> [PROBLEMS TO SOLVE]:
**a)** In the fundraising passage, what condition may be attached to grant funding?
**b)** Carry on the fundraising passage from its last sentence.

> [SOURCE TEXT]:
*** Begin section ***

Working With Grant Providers and Mission Funders
- Job to be done: Grant and mission funders seek to achieve specific outcomes with accountability. To be “hired”, you must translate your market, technology and plan in terms of their target outcomes, metrics, timelines, and requirements.
- Urgency: Grant funders operate within tight budget and deployment windows. There may be a “use it or lose it” condition attached to funding. Watch program RFP calendars, policy shifts and performance deadlines for timing cues
- Channels: Mission funders rely on official portals, agency programs (NSF/NIH/DoD), industry consortia, university tech transfer offices, etc. Build familiarity with the right communities, programs and calendars. Translate your ask to their criteria and funding standards. Often, small details can kill the deal.
- The “Wow” Factor: The key is a sharply tailored, believable plan to achieve a specifically shaped outcome carefully designed to fit their requirements. So you must customize for each funder, which is more work. Pick your targets with care, or you’ll burn through time with no results.

How to Debug Your Raise
A quick look at this founder’s pipeline showed she was making a common mistake: selling to too many markets at once. She was targeting VC’s, angels, applying to grants, and spreading herself too thin. Other founders get the buyer right but struggle with downstream parts of the chain.

*** End section ***

> [ENTRIES SUPPLIED]:

*** Begin section ***

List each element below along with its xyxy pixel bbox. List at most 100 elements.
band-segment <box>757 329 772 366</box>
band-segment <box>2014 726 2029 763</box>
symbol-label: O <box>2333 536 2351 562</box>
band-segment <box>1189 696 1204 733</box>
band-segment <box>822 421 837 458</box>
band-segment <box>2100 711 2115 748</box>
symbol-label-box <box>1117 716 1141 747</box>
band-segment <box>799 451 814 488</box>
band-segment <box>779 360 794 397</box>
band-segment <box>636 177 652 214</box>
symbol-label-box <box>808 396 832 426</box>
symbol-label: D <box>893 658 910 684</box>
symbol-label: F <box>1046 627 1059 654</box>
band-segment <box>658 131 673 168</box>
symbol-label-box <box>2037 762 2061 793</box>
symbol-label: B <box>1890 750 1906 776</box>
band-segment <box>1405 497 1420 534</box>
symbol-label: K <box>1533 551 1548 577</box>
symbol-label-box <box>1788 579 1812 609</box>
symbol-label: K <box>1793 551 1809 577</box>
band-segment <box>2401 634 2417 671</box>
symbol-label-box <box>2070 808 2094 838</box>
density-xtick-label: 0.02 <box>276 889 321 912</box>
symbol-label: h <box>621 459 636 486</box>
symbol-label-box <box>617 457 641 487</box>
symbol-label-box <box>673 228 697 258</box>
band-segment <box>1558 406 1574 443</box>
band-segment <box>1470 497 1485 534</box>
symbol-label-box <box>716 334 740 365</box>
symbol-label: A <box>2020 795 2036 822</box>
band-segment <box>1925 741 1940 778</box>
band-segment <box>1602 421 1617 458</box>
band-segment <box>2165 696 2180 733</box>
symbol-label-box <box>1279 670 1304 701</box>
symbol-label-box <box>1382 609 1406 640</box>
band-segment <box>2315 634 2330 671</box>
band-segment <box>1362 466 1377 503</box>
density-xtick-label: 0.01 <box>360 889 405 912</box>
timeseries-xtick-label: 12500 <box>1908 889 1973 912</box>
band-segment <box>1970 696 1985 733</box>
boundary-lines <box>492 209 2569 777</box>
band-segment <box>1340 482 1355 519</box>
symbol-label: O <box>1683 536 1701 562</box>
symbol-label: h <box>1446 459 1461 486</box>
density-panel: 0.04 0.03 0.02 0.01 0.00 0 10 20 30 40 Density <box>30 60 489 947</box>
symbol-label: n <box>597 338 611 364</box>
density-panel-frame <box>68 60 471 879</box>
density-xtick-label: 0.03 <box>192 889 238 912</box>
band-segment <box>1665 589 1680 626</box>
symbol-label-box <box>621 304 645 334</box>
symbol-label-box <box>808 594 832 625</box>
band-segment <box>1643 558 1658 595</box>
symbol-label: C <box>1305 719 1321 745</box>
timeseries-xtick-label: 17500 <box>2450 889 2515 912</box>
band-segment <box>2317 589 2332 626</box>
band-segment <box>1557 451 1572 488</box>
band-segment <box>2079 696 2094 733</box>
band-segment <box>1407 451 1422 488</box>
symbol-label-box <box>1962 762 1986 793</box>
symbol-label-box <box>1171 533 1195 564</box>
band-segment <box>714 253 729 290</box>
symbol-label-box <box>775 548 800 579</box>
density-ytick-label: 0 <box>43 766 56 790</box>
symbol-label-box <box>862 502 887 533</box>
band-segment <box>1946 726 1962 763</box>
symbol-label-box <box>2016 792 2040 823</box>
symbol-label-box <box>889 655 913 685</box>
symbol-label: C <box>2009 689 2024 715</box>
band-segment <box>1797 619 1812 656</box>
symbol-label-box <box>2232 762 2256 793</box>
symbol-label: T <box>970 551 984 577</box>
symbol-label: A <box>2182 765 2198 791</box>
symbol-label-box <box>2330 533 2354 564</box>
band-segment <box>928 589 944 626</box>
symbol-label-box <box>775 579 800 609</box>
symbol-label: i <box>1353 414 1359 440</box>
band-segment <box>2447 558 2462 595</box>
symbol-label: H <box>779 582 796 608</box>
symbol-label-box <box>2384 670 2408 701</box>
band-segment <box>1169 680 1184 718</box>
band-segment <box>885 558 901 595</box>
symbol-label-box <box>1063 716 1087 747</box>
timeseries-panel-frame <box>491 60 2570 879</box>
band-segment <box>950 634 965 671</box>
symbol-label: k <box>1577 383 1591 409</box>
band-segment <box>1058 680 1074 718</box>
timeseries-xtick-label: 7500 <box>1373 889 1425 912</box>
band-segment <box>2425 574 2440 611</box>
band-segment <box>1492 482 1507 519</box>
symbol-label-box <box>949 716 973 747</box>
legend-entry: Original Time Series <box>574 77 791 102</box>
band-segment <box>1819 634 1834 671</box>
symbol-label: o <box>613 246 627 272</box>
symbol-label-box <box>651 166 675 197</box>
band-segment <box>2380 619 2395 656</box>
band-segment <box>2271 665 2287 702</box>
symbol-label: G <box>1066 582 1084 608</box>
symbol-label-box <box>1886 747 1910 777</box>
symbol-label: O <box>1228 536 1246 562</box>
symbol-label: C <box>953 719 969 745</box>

*** End section ***

> [TASK-BY-TASK OUTPUTS]:
**a)** A "use it or lose it" condition.

**b)**
Here’s a simpler method to reverse engineer your raise:
- Which investment “buyer” are you optimizing for? Why is that the best fit for where you are, and who you are, right now?
- Can you articulate in 1-2 sentences how funding your startup will get their job done to their specifications?
- Can you stage why the timing is right for them to “buy” your startup funding opportunity?
- Are you showing up credibly and consistently in the channels they trust, with validators they believe?
- Does your story offer the one thing they rarely see in other competing applications for their money?
Start at the top, find the first broken link. Fix it, then test again.
The final test:
Rob Snyder likes to say the true test is when it would be “weird” for your buyer not to buy the thing you’re offering. Can you build your 5-step logic so it feels weird for your buyer not to buy?